[The task]
Please transcribe the records precisely; pictures stay out of your copy.

[Record excerpts]

— Begin —

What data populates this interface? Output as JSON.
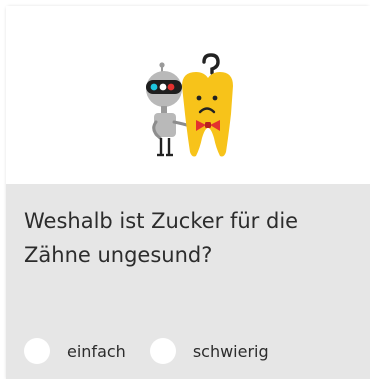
{
  "card": {
    "question": "Weshalb ist Zucker für die Zähne ungesund?",
    "illustration": {
      "icon": "robot-and-tooth-icon",
      "colors": {
        "tooth": "#f7c31a",
        "robot": "#b9b9b9",
        "bowtie": "#e3312f",
        "eyes": "#1ec6e0"
      }
    },
    "options": [
      {
        "label": "einfach"
      },
      {
        "label": "schwierig"
      }
    ],
    "colors": {
      "panel_background": "#e6e6e6",
      "text": "#2c2c2c",
      "radio": "#ffffff"
    }
  }
}
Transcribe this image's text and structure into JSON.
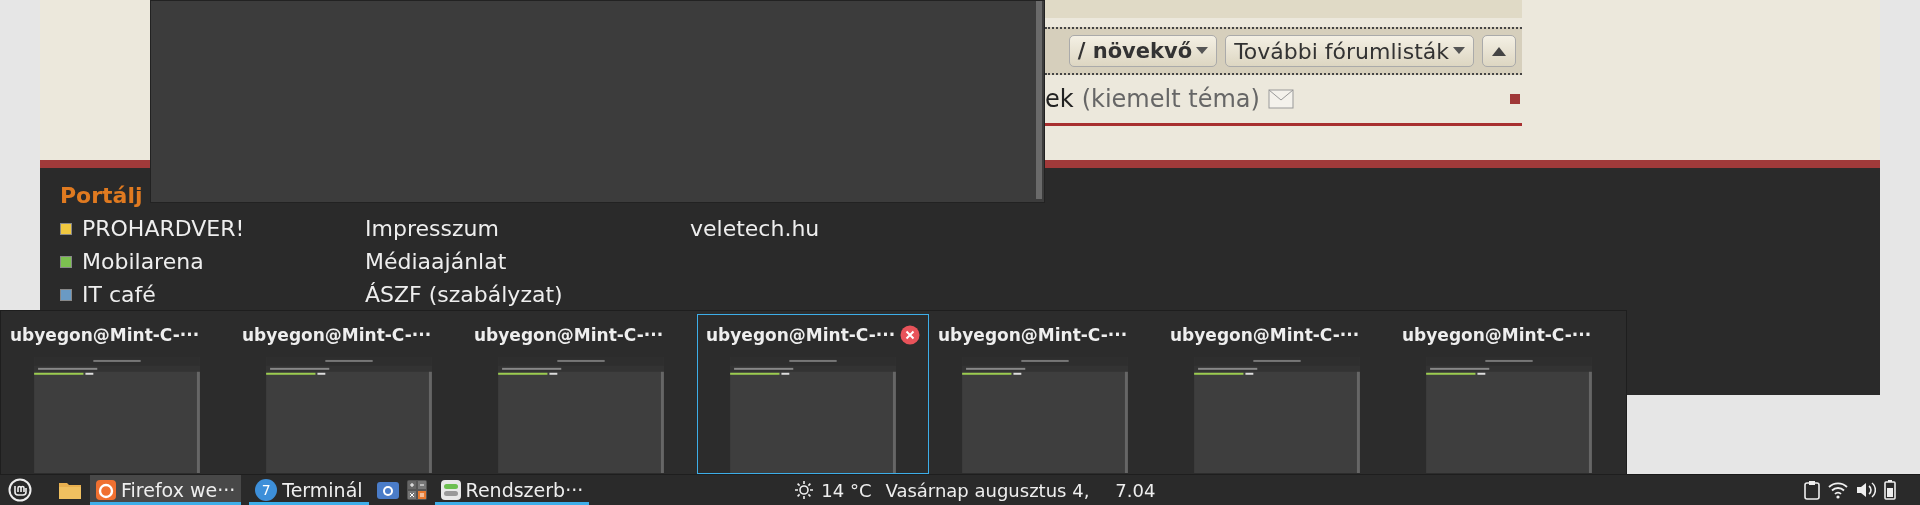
{
  "forum_page": {
    "sort_bar": {
      "sort_label": "/ növekvő",
      "forum_lists_button": "További fórumlisták"
    },
    "topic_row": {
      "title": "ek",
      "note": "(kiemelt téma)"
    },
    "footer": {
      "heading": "Portálj",
      "portals": [
        {
          "label": "PROHARDVER!",
          "color": "#f0c840"
        },
        {
          "label": "Mobilarena",
          "color": "#7cc050"
        },
        {
          "label": "IT café",
          "color": "#6a9ac4"
        }
      ],
      "company_links": [
        "Impresszum",
        "Médiaajánlat",
        "ÁSZF (szabályzat)"
      ],
      "partner_links": [
        "veletech.hu"
      ]
    }
  },
  "window_switcher": {
    "windows": [
      {
        "title": "ubyegon@Mint-C-···",
        "selected": false
      },
      {
        "title": "ubyegon@Mint-C-···",
        "selected": false
      },
      {
        "title": "ubyegon@Mint-C-···",
        "selected": false
      },
      {
        "title": "ubyegon@Mint-C-···",
        "selected": true
      },
      {
        "title": "ubyegon@Mint-C-···",
        "selected": false
      },
      {
        "title": "ubyegon@Mint-C-···",
        "selected": false
      },
      {
        "title": "ubyegon@Mint-C-···",
        "selected": false
      }
    ]
  },
  "taskbar": {
    "windows": [
      {
        "kind": "firefox",
        "label": "Firefox we···",
        "selected": true
      },
      {
        "kind": "terminal",
        "label": "Terminál",
        "badge": "7",
        "selected": false
      },
      {
        "kind": "camera"
      },
      {
        "kind": "calculator"
      },
      {
        "kind": "settings",
        "label": "Rendszerb···",
        "selected": false
      }
    ],
    "weather": "14 °C",
    "date": "Vasárnap augusztus 4,",
    "time": "7.04"
  }
}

— End —

[Solution to this task]
What data populates this interface? Output as JSON.
{
  "card": {
    "question": "Weshalb ist Zucker für die Zähne ungesund?",
    "illustration": {
      "icon": "robot-and-tooth-icon",
      "colors": {
        "tooth": "#f7c31a",
        "robot": "#b9b9b9",
        "bowtie": "#e3312f",
        "eyes": "#1ec6e0"
      }
    },
    "options": [
      {
        "label": "einfach"
      },
      {
        "label": "schwierig"
      }
    ],
    "colors": {
      "panel_background": "#e6e6e6",
      "text": "#2c2c2c",
      "radio": "#ffffff"
    }
  }
}
Transcribe this image's text and structure into JSON.
{
  "forum_page": {
    "sort_bar": {
      "sort_label": "/ növekvő",
      "forum_lists_button": "További fórumlisták"
    },
    "topic_row": {
      "title": "ek",
      "note": "(kiemelt téma)"
    },
    "footer": {
      "heading": "Portálj",
      "portals": [
        {
          "label": "PROHARDVER!",
          "color": "#f0c840"
        },
        {
          "label": "Mobilarena",
          "color": "#7cc050"
        },
        {
          "label": "IT café",
          "color": "#6a9ac4"
        }
      ],
      "company_links": [
        "Impresszum",
        "Médiaajánlat",
        "ÁSZF (szabályzat)"
      ],
      "partner_links": [
        "veletech.hu"
      ]
    }
  },
  "window_switcher": {
    "windows": [
      {
        "title": "ubyegon@Mint-C-···",
        "selected": false
      },
      {
        "title": "ubyegon@Mint-C-···",
        "selected": false
      },
      {
        "title": "ubyegon@Mint-C-···",
        "selected": false
      },
      {
        "title": "ubyegon@Mint-C-···",
        "selected": true
      },
      {
        "title": "ubyegon@Mint-C-···",
        "selected": false
      },
      {
        "title": "ubyegon@Mint-C-···",
        "selected": false
      },
      {
        "title": "ubyegon@Mint-C-···",
        "selected": false
      }
    ]
  },
  "taskbar": {
    "windows": [
      {
        "kind": "firefox",
        "label": "Firefox we···",
        "selected": true
      },
      {
        "kind": "terminal",
        "label": "Terminál",
        "badge": "7",
        "selected": false
      },
      {
        "kind": "camera"
      },
      {
        "kind": "calculator"
      },
      {
        "kind": "settings",
        "label": "Rendszerb···",
        "selected": false
      }
    ],
    "weather": "14 °C",
    "date": "Vasárnap augusztus 4,",
    "time": "7.04"
  }
}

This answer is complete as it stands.